In the entries that follow, find the word "sous" and report each line it is on.

─── RECORDS SUPPLIED

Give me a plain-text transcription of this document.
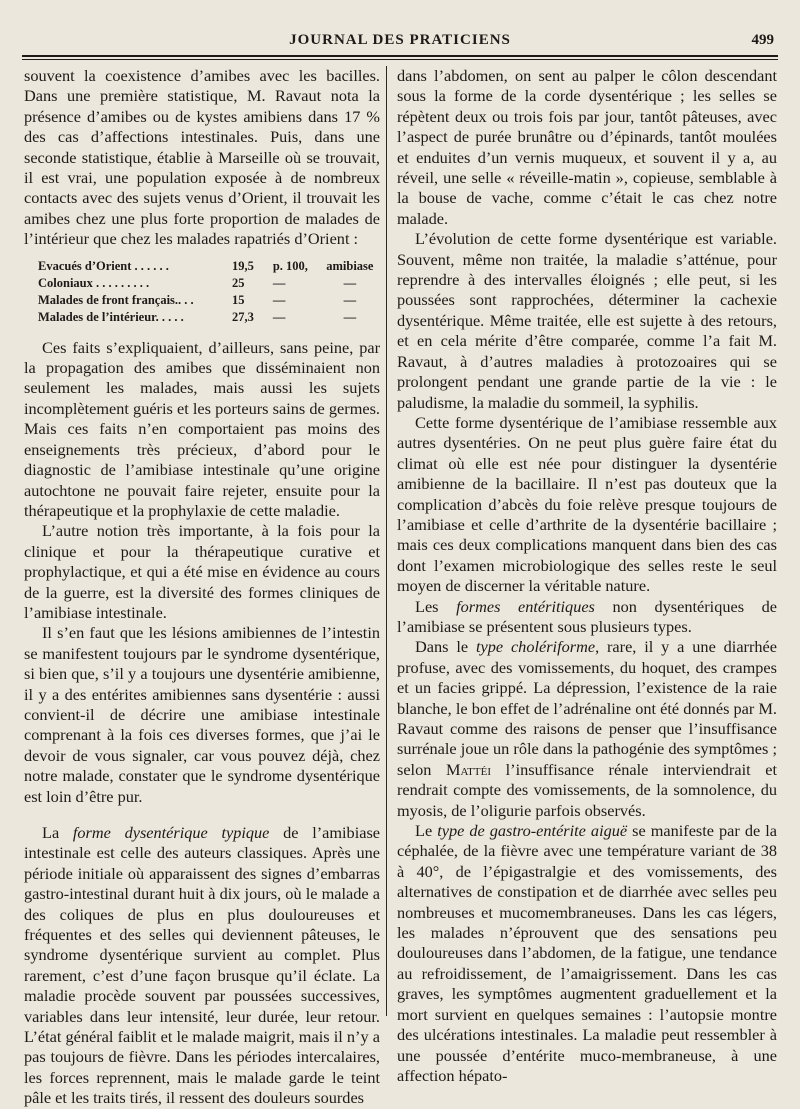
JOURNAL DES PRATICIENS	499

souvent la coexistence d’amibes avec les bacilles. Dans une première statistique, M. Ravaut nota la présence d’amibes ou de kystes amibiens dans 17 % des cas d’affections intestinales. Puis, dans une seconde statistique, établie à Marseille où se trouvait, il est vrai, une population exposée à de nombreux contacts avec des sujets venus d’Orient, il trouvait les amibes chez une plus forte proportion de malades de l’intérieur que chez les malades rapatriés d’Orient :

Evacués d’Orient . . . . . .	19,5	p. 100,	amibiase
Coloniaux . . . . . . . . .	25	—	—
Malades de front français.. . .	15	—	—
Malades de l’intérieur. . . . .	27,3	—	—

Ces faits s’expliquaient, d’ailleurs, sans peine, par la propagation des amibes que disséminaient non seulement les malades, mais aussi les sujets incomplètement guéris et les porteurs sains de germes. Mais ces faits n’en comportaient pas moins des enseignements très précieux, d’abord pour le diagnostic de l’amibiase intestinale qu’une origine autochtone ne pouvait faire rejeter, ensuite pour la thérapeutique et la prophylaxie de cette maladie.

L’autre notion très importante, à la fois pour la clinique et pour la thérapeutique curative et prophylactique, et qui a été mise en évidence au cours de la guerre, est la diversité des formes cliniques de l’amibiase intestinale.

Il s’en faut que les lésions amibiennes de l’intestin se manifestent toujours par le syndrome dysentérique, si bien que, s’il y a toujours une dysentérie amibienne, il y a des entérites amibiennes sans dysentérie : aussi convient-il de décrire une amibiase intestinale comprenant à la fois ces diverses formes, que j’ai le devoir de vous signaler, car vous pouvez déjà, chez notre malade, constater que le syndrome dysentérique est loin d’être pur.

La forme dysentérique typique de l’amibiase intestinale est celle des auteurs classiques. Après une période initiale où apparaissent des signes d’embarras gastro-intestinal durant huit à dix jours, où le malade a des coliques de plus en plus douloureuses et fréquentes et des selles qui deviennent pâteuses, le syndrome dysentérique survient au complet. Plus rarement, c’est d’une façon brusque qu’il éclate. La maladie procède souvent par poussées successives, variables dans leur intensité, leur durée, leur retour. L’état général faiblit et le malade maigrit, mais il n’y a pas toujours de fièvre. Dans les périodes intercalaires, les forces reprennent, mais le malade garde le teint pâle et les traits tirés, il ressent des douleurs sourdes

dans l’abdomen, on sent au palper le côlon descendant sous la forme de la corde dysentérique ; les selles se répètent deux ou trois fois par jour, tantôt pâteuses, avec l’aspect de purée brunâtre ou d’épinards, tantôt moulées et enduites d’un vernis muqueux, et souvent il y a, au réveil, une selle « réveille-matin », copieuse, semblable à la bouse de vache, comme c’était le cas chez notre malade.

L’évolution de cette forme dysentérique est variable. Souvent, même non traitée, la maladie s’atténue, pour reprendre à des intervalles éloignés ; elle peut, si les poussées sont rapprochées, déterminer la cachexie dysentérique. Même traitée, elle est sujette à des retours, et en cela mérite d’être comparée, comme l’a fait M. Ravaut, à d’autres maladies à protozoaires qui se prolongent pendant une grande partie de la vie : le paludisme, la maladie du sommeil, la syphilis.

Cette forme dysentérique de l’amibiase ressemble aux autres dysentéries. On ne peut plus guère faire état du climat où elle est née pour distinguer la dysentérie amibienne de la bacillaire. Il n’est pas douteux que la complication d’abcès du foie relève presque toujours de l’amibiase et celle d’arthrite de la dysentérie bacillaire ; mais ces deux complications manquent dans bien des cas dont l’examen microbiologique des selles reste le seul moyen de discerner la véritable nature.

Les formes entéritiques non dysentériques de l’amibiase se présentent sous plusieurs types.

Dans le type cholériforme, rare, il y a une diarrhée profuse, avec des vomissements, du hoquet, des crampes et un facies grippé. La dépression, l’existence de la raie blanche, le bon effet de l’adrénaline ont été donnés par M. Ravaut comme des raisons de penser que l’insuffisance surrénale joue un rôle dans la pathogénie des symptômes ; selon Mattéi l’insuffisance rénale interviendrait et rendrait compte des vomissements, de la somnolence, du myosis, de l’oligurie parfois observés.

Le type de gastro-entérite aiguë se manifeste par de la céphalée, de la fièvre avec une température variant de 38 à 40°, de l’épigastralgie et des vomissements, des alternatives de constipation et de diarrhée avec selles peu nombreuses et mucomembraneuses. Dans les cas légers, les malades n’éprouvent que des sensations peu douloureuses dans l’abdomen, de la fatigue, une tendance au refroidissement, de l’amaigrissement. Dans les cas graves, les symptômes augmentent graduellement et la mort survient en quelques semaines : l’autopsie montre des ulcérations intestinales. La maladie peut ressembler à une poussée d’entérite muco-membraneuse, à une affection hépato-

──────
─── RECORDS SUPPLIED

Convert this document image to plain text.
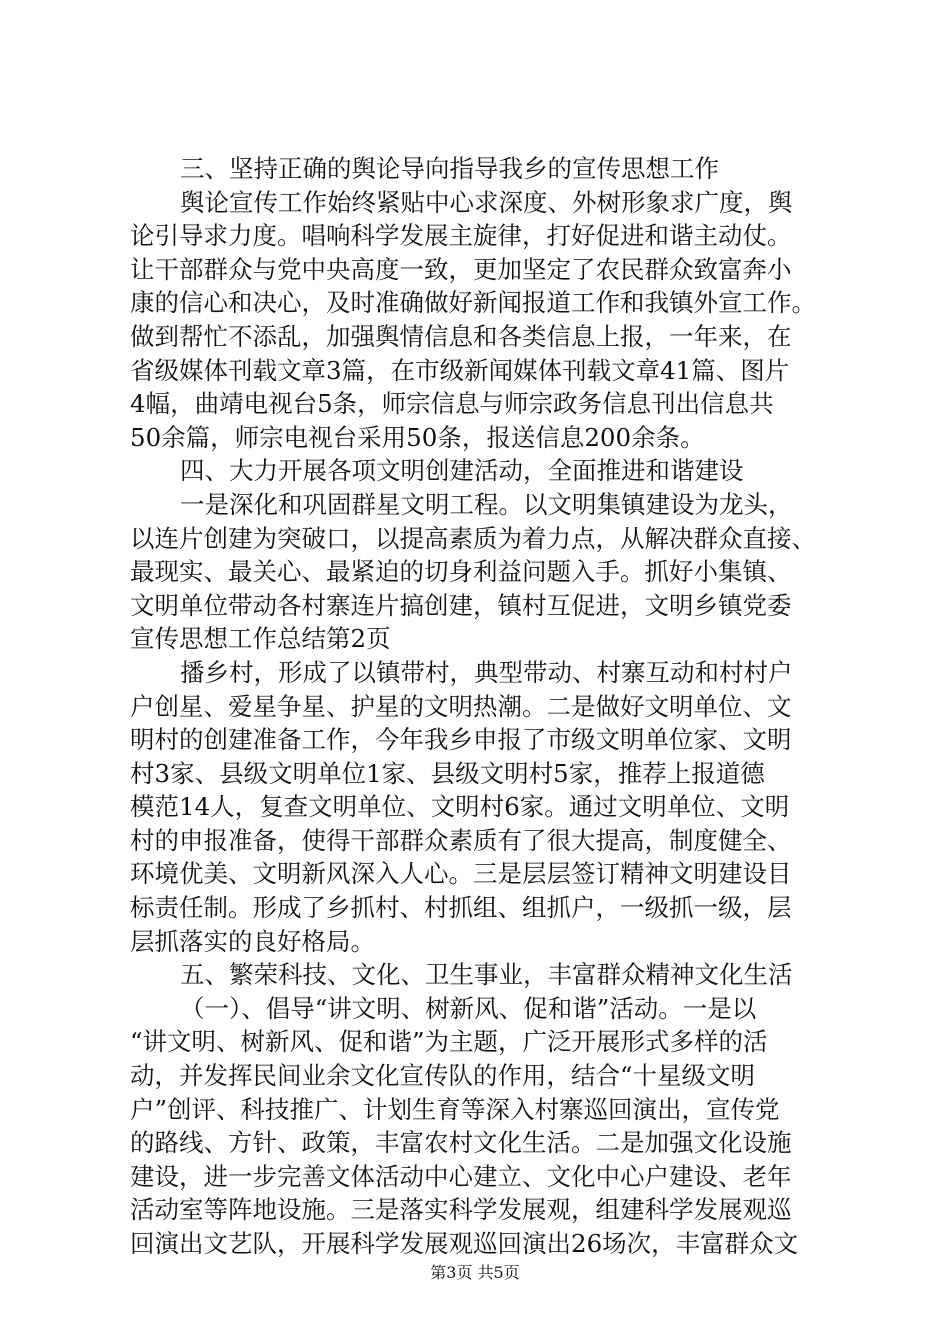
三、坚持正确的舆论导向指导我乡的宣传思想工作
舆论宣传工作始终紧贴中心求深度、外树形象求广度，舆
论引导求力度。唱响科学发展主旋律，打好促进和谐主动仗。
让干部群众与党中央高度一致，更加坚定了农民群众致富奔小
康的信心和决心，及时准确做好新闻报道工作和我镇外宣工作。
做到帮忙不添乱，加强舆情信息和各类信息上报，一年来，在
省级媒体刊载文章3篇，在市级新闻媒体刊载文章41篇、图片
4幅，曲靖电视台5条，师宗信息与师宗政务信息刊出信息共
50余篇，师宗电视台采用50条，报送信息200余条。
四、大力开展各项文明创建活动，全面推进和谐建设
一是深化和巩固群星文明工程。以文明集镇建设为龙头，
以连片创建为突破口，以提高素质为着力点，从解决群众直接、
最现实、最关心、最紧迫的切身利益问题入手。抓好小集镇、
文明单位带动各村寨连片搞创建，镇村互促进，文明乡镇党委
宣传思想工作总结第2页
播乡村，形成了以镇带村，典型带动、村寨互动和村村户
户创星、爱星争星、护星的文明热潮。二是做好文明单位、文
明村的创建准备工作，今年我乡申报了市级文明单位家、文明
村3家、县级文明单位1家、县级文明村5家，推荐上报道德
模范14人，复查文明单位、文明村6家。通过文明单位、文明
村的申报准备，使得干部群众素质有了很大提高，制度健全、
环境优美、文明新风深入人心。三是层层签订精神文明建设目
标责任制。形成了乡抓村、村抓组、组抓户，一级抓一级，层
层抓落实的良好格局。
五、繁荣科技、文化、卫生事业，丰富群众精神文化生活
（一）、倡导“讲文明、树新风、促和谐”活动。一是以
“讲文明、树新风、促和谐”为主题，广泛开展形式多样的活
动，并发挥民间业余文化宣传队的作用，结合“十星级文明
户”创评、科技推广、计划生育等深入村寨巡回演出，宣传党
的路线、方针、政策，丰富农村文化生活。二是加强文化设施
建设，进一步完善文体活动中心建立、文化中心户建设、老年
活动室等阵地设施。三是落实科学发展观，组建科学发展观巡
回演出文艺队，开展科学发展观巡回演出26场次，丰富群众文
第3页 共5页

──────

=== WRITTEN ANSWER ===
dans l’abdomen, on sent au palper le côlon descendant sous la forme de la corde dysentérique ; les selles se répètent deux ou trois fois par jour, tantôt pâteuses, avec l’aspect de purée brunâtre ou d’épinards, tantôt moulées et enduites d’un vernis muqueux, et souvent il y a, au réveil, une selle « réveille-matin », copieuse, semblable à la bouse de vache, comme c’était le cas chez notre malade.
Les formes entéritiques non dysentériques de l’amibiase se présentent sous plusieurs types.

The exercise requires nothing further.